WHAT YOU WILL DO
Produce a verbatim copy of the entries listed below.

RECORDS TO USE
•••

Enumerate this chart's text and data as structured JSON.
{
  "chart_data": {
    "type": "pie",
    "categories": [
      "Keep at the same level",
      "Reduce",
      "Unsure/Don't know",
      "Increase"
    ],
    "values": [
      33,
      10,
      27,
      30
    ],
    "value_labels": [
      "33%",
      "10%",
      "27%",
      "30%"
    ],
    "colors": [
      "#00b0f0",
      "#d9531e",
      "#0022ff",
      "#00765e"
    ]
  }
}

•••

TASK RESPONSE
Enumerate this chart's text and data as structured JSON.
{
  "chart_data": {
    "type": "pie",
    "categories": [
      "Keep at the same level",
      "Reduce",
      "Unsure/Don't know",
      "Increase"
    ],
    "values": [
      33,
      10,
      27,
      30
    ],
    "value_labels": [
      "33%",
      "10%",
      "27%",
      "30%"
    ],
    "colors": [
      "#00b0f0",
      "#d9531e",
      "#0022ff",
      "#00765e"
    ]
  }
}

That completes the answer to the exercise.